YOUR TASK: Your task is to print all of the material verbatim.
======== GIVEN RECORDS
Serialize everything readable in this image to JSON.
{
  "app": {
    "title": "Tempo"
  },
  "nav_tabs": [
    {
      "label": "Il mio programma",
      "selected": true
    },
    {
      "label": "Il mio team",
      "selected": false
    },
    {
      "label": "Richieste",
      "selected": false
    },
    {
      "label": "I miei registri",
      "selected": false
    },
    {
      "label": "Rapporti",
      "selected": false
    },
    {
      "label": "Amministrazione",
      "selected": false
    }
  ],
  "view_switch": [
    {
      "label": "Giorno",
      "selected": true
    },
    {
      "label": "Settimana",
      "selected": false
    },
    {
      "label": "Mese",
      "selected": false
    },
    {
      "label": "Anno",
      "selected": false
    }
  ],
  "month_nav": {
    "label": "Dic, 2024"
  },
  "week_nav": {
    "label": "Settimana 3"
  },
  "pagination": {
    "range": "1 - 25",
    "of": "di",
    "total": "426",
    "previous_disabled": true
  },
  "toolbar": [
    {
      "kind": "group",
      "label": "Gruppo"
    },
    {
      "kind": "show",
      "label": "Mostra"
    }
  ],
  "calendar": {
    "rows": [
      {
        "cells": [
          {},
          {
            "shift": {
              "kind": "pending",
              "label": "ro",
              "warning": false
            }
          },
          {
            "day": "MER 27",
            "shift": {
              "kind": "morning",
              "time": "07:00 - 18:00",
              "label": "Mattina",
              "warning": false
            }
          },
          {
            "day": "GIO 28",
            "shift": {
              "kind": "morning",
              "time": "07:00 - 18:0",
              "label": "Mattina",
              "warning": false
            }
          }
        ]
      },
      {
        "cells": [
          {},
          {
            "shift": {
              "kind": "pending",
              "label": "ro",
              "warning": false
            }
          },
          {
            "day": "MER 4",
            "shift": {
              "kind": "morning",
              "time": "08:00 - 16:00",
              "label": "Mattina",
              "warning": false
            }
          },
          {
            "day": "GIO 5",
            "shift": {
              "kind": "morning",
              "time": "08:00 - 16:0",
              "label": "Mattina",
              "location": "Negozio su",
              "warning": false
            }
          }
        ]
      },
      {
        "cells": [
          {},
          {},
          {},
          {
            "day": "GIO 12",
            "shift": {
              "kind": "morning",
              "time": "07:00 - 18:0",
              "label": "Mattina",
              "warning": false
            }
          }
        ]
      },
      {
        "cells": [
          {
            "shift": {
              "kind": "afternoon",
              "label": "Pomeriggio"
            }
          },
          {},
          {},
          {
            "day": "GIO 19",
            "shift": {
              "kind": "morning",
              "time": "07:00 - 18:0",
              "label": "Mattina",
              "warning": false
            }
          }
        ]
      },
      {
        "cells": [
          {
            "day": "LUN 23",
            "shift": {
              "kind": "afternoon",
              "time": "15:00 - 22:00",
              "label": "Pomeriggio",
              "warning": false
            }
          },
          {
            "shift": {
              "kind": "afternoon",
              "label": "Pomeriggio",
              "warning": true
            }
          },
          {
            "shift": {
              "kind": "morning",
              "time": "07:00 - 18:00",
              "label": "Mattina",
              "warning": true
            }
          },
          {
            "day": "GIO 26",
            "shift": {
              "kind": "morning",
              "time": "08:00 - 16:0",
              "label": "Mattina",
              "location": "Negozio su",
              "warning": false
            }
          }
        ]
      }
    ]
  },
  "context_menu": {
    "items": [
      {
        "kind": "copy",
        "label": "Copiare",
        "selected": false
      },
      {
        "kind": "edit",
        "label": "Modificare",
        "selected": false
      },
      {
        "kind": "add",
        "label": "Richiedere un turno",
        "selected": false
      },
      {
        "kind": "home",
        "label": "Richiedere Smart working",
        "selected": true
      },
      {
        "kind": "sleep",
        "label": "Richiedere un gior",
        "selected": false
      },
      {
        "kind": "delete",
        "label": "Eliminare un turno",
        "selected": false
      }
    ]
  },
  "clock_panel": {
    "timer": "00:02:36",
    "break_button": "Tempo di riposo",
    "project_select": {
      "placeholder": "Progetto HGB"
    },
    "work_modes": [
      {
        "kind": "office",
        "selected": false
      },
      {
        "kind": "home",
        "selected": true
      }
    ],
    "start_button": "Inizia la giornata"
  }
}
================
RESPONSE TO THE EXERCISE:
Serialize everything readable in this image to JSON.
{
  "app": {
    "title": "Tempo"
  },
  "nav_tabs": [
    {
      "label": "Il mio programma",
      "selected": true
    },
    {
      "label": "Il mio team",
      "selected": false
    },
    {
      "label": "Richieste",
      "selected": false
    },
    {
      "label": "I miei registri",
      "selected": false
    },
    {
      "label": "Rapporti",
      "selected": false
    },
    {
      "label": "Amministrazione",
      "selected": false
    }
  ],
  "view_switch": [
    {
      "label": "Giorno",
      "selected": true
    },
    {
      "label": "Settimana",
      "selected": false
    },
    {
      "label": "Mese",
      "selected": false
    },
    {
      "label": "Anno",
      "selected": false
    }
  ],
  "month_nav": {
    "label": "Dic, 2024"
  },
  "week_nav": {
    "label": "Settimana 3"
  },
  "pagination": {
    "range": "1 - 25",
    "of": "di",
    "total": "426",
    "previous_disabled": true
  },
  "toolbar": [
    {
      "kind": "group",
      "label": "Gruppo"
    },
    {
      "kind": "show",
      "label": "Mostra"
    }
  ],
  "calendar": {
    "rows": [
      {
        "cells": [
          {},
          {
            "shift": {
              "kind": "pending",
              "label": "ro",
              "warning": false
            }
          },
          {
            "day": "MER 27",
            "shift": {
              "kind": "morning",
              "time": "07:00 - 18:00",
              "label": "Mattina",
              "warning": false
            }
          },
          {
            "day": "GIO 28",
            "shift": {
              "kind": "morning",
              "time": "07:00 - 18:0",
              "label": "Mattina",
              "warning": false
            }
          }
        ]
      },
      {
        "cells": [
          {},
          {
            "shift": {
              "kind": "pending",
              "label": "ro",
              "warning": false
            }
          },
          {
            "day": "MER 4",
            "shift": {
              "kind": "morning",
              "time": "08:00 - 16:00",
              "label": "Mattina",
              "warning": false
            }
          },
          {
            "day": "GIO 5",
            "shift": {
              "kind": "morning",
              "time": "08:00 - 16:0",
              "label": "Mattina",
              "location": "Negozio su",
              "warning": false
            }
          }
        ]
      },
      {
        "cells": [
          {},
          {},
          {},
          {
            "day": "GIO 12",
            "shift": {
              "kind": "morning",
              "time": "07:00 - 18:0",
              "label": "Mattina",
              "warning": false
            }
          }
        ]
      },
      {
        "cells": [
          {
            "shift": {
              "kind": "afternoon",
              "label": "Pomeriggio"
            }
          },
          {},
          {},
          {
            "day": "GIO 19",
            "shift": {
              "kind": "morning",
              "time": "07:00 - 18:0",
              "label": "Mattina",
              "warning": false
            }
          }
        ]
      },
      {
        "cells": [
          {
            "day": "LUN 23",
            "shift": {
              "kind": "afternoon",
              "time": "15:00 - 22:00",
              "label": "Pomeriggio",
              "warning": false
            }
          },
          {
            "shift": {
              "kind": "afternoon",
              "label": "Pomeriggio",
              "warning": true
            }
          },
          {
            "shift": {
              "kind": "morning",
              "time": "07:00 - 18:00",
              "label": "Mattina",
              "warning": true
            }
          },
          {
            "day": "GIO 26",
            "shift": {
              "kind": "morning",
              "time": "08:00 - 16:0",
              "label": "Mattina",
              "location": "Negozio su",
              "warning": false
            }
          }
        ]
      }
    ]
  },
  "context_menu": {
    "items": [
      {
        "kind": "copy",
        "label": "Copiare",
        "selected": false
      },
      {
        "kind": "edit",
        "label": "Modificare",
        "selected": false
      },
      {
        "kind": "add",
        "label": "Richiedere un turno",
        "selected": false
      },
      {
        "kind": "home",
        "label": "Richiedere Smart working",
        "selected": true
      },
      {
        "kind": "sleep",
        "label": "Richiedere un gior",
        "selected": false
      },
      {
        "kind": "delete",
        "label": "Eliminare un turno",
        "selected": false
      }
    ]
  },
  "clock_panel": {
    "timer": "00:02:36",
    "break_button": "Tempo di riposo",
    "project_select": {
      "placeholder": "Progetto HGB"
    },
    "work_modes": [
      {
        "kind": "office",
        "selected": false
      },
      {
        "kind": "home",
        "selected": true
      }
    ],
    "start_button": "Inizia la giornata"
  }
}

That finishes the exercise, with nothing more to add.